## START SOURCE DATA

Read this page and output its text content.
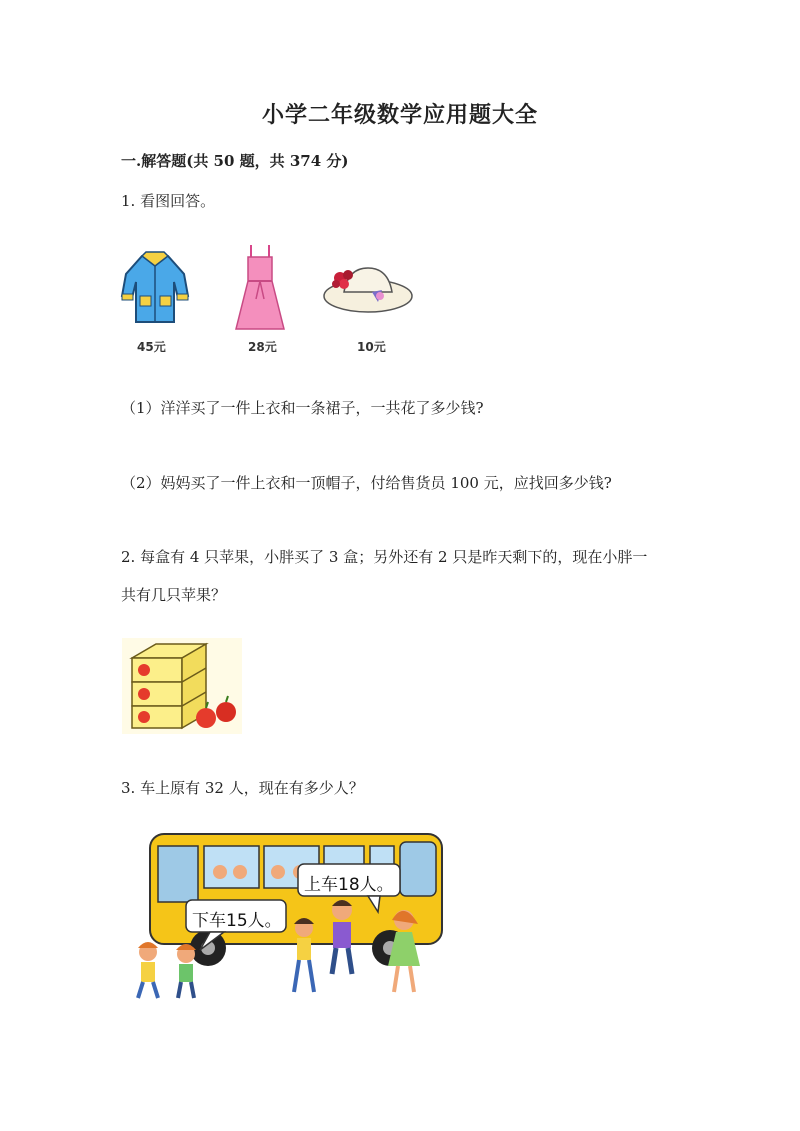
小学二年级数学应用题大全
一.解答题(共 50 题，共 374 分)
1. 看图回答。
45元	28元	10元
（1）洋洋买了一件上衣和一条裙子，一共花了多少钱?
（2）妈妈买了一件上衣和一顶帽子，付给售货员 100 元，应找回多少钱?
2. 每盒有 4 只苹果，小胖买了 3 盒；另外还有 2 只是昨天剩下的，现在小胖一
共有几只苹果？
3. 车上原有 32 人，现在有多少人？
上车18人。
下车15人。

## END SOURCE DATA

● **PROBLEM DETAILS**:
Make an exact copy of the data above, pictures excluded.

● **CORRECT ANSWER**:
Read this page and output its text content.
小学二年级数学应用题大全
一.解答题(共 50 题，共 374 分)
1. 看图回答。
45元	28元	10元
（1）洋洋买了一件上衣和一条裙子，一共花了多少钱?
（2）妈妈买了一件上衣和一顶帽子，付给售货员 100 元，应找回多少钱?
2. 每盒有 4 只苹果，小胖买了 3 盒；另外还有 2 只是昨天剩下的，现在小胖一
共有几只苹果？
3. 车上原有 32 人，现在有多少人？
上车18人。
下车15人。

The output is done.